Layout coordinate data
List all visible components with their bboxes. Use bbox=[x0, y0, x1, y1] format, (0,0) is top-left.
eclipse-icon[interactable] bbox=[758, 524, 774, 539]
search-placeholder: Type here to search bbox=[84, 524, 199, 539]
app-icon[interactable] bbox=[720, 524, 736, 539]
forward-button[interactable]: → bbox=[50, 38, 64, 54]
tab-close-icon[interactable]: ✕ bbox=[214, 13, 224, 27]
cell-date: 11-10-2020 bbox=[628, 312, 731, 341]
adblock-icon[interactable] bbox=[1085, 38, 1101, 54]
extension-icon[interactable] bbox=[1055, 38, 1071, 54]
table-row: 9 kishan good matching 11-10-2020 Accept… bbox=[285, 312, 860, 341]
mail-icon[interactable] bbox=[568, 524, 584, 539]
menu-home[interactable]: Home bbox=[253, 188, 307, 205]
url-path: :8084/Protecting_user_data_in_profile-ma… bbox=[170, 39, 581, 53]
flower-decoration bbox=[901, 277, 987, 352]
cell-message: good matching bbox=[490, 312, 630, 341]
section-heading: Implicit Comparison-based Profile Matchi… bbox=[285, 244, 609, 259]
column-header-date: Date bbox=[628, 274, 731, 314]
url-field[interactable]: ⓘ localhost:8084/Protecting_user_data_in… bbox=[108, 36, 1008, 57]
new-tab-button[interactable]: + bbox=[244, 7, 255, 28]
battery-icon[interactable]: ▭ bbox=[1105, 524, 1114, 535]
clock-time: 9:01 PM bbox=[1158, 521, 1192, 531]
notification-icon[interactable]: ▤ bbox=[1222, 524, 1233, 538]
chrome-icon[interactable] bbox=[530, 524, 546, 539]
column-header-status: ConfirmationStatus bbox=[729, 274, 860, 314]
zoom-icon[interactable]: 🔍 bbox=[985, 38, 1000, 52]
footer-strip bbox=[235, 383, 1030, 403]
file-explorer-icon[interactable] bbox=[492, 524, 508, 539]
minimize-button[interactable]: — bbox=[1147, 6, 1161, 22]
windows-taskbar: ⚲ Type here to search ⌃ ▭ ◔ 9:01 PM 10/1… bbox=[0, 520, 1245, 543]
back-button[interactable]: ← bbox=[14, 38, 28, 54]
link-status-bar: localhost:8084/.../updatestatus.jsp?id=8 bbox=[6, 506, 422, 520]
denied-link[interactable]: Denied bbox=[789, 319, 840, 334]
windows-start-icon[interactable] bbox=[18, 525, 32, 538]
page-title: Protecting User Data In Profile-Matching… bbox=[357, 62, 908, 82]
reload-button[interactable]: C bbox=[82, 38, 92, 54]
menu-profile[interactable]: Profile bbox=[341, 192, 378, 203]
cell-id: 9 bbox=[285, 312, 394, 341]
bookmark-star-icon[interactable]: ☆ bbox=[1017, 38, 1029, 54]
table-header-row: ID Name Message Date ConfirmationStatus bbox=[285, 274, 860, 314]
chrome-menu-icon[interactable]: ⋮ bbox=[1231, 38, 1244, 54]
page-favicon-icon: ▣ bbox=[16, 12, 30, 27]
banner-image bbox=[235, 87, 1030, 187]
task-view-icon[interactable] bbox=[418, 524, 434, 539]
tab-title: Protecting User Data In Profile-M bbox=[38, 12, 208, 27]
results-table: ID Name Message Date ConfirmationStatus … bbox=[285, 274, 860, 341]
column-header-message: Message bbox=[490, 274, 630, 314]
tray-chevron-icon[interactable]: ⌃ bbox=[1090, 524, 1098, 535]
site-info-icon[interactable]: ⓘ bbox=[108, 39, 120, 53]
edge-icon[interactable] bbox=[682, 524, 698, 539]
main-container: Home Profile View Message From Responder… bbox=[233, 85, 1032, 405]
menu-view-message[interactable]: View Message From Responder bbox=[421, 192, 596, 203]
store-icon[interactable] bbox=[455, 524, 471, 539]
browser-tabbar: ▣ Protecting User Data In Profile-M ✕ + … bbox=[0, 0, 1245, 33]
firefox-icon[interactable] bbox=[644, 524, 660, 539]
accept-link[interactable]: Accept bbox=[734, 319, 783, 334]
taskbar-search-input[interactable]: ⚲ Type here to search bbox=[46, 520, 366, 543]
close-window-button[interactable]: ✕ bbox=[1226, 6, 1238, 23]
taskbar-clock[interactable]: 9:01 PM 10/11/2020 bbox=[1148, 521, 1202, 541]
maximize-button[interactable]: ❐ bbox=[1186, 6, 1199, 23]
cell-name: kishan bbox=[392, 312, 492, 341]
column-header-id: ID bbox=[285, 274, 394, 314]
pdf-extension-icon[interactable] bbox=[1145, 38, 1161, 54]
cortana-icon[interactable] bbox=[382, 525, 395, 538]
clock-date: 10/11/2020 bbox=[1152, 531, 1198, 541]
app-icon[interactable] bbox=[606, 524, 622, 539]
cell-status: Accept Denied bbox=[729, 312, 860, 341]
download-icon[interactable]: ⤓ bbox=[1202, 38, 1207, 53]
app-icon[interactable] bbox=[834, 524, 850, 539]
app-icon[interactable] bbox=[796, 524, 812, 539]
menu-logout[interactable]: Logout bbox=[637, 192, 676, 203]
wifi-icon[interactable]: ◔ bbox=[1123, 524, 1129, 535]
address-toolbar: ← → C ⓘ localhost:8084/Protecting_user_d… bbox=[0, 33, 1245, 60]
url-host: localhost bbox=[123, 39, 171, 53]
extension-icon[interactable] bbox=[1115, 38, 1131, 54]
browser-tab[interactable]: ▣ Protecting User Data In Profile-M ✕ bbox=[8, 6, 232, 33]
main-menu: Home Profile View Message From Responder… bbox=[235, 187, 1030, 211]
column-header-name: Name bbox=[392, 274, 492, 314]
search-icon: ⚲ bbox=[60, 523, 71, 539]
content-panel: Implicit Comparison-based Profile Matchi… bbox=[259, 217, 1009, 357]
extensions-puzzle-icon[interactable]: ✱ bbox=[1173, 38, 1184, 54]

= STATED TASK =
Reproduce all of the lines above verbatim, in the same order.

= RESPONSE TO THIS EXERCISE =
List all visible components with their bboxes. Use bbox=[x0, y0, x1, y1] format, (0,0) is top-left.
eclipse-icon[interactable] bbox=[758, 524, 774, 539]
search-placeholder: Type here to search bbox=[84, 524, 199, 539]
app-icon[interactable] bbox=[720, 524, 736, 539]
forward-button[interactable]: → bbox=[50, 38, 64, 54]
tab-close-icon[interactable]: ✕ bbox=[214, 13, 224, 27]
cell-date: 11-10-2020 bbox=[628, 312, 731, 341]
adblock-icon[interactable] bbox=[1085, 38, 1101, 54]
extension-icon[interactable] bbox=[1055, 38, 1071, 54]
table-row: 9 kishan good matching 11-10-2020 Accept… bbox=[285, 312, 860, 341]
mail-icon[interactable] bbox=[568, 524, 584, 539]
menu-home[interactable]: Home bbox=[253, 188, 307, 205]
url-path: :8084/Protecting_user_data_in_profile-ma… bbox=[170, 39, 581, 53]
flower-decoration bbox=[901, 277, 987, 352]
cell-message: good matching bbox=[490, 312, 630, 341]
section-heading: Implicit Comparison-based Profile Matchi… bbox=[285, 244, 609, 259]
column-header-date: Date bbox=[628, 274, 731, 314]
url-field[interactable]: ⓘ localhost:8084/Protecting_user_data_in… bbox=[108, 36, 1008, 57]
new-tab-button[interactable]: + bbox=[244, 7, 255, 28]
battery-icon[interactable]: ▭ bbox=[1105, 524, 1114, 535]
clock-time: 9:01 PM bbox=[1158, 521, 1192, 531]
notification-icon[interactable]: ▤ bbox=[1222, 524, 1233, 538]
chrome-icon[interactable] bbox=[530, 524, 546, 539]
column-header-status: ConfirmationStatus bbox=[729, 274, 860, 314]
zoom-icon[interactable]: 🔍 bbox=[985, 38, 1000, 52]
footer-strip bbox=[235, 383, 1030, 403]
file-explorer-icon[interactable] bbox=[492, 524, 508, 539]
minimize-button[interactable]: — bbox=[1147, 6, 1161, 22]
windows-taskbar: ⚲ Type here to search ⌃ ▭ ◔ 9:01 PM 10/1… bbox=[0, 520, 1245, 543]
back-button[interactable]: ← bbox=[14, 38, 28, 54]
link-status-bar: localhost:8084/.../updatestatus.jsp?id=8 bbox=[6, 506, 422, 520]
denied-link[interactable]: Denied bbox=[789, 319, 840, 334]
windows-start-icon[interactable] bbox=[18, 525, 32, 538]
page-title: Protecting User Data In Profile-Matching… bbox=[357, 62, 908, 82]
reload-button[interactable]: C bbox=[82, 38, 92, 54]
menu-profile[interactable]: Profile bbox=[341, 192, 378, 203]
cell-id: 9 bbox=[285, 312, 394, 341]
bookmark-star-icon[interactable]: ☆ bbox=[1017, 38, 1029, 54]
table-header-row: ID Name Message Date ConfirmationStatus bbox=[285, 274, 860, 314]
chrome-menu-icon[interactable]: ⋮ bbox=[1231, 38, 1244, 54]
page-favicon-icon: ▣ bbox=[16, 12, 30, 27]
banner-image bbox=[235, 87, 1030, 187]
task-view-icon[interactable] bbox=[418, 524, 434, 539]
tab-title: Protecting User Data In Profile-M bbox=[38, 12, 208, 27]
results-table: ID Name Message Date ConfirmationStatus … bbox=[285, 274, 860, 341]
column-header-message: Message bbox=[490, 274, 630, 314]
tray-chevron-icon[interactable]: ⌃ bbox=[1090, 524, 1098, 535]
site-info-icon[interactable]: ⓘ bbox=[108, 39, 120, 53]
edge-icon[interactable] bbox=[682, 524, 698, 539]
main-container: Home Profile View Message From Responder… bbox=[233, 85, 1032, 405]
menu-view-message[interactable]: View Message From Responder bbox=[421, 192, 596, 203]
store-icon[interactable] bbox=[455, 524, 471, 539]
browser-tabbar: ▣ Protecting User Data In Profile-M ✕ + … bbox=[0, 0, 1245, 33]
firefox-icon[interactable] bbox=[644, 524, 660, 539]
accept-link[interactable]: Accept bbox=[734, 319, 783, 334]
taskbar-search-input[interactable]: ⚲ Type here to search bbox=[46, 520, 366, 543]
close-window-button[interactable]: ✕ bbox=[1226, 6, 1238, 23]
taskbar-clock[interactable]: 9:01 PM 10/11/2020 bbox=[1148, 521, 1202, 541]
maximize-button[interactable]: ❐ bbox=[1186, 6, 1199, 23]
cell-name: kishan bbox=[392, 312, 492, 341]
column-header-id: ID bbox=[285, 274, 394, 314]
pdf-extension-icon[interactable] bbox=[1145, 38, 1161, 54]
cortana-icon[interactable] bbox=[382, 525, 395, 538]
clock-date: 10/11/2020 bbox=[1152, 531, 1198, 541]
app-icon[interactable] bbox=[606, 524, 622, 539]
cell-status: Accept Denied bbox=[729, 312, 860, 341]
download-icon[interactable]: ⤓ bbox=[1202, 38, 1207, 53]
app-icon[interactable] bbox=[834, 524, 850, 539]
app-icon[interactable] bbox=[796, 524, 812, 539]
menu-logout[interactable]: Logout bbox=[637, 192, 676, 203]
wifi-icon[interactable]: ◔ bbox=[1123, 524, 1129, 535]
address-toolbar: ← → C ⓘ localhost:8084/Protecting_user_d… bbox=[0, 33, 1245, 60]
url-host: localhost bbox=[123, 39, 171, 53]
extension-icon[interactable] bbox=[1115, 38, 1131, 54]
browser-tab[interactable]: ▣ Protecting User Data In Profile-M ✕ bbox=[8, 6, 232, 33]
main-menu: Home Profile View Message From Responder… bbox=[235, 187, 1030, 211]
column-header-name: Name bbox=[392, 274, 492, 314]
search-icon: ⚲ bbox=[60, 523, 71, 539]
content-panel: Implicit Comparison-based Profile Matchi… bbox=[259, 217, 1009, 357]
extensions-puzzle-icon[interactable]: ✱ bbox=[1173, 38, 1184, 54]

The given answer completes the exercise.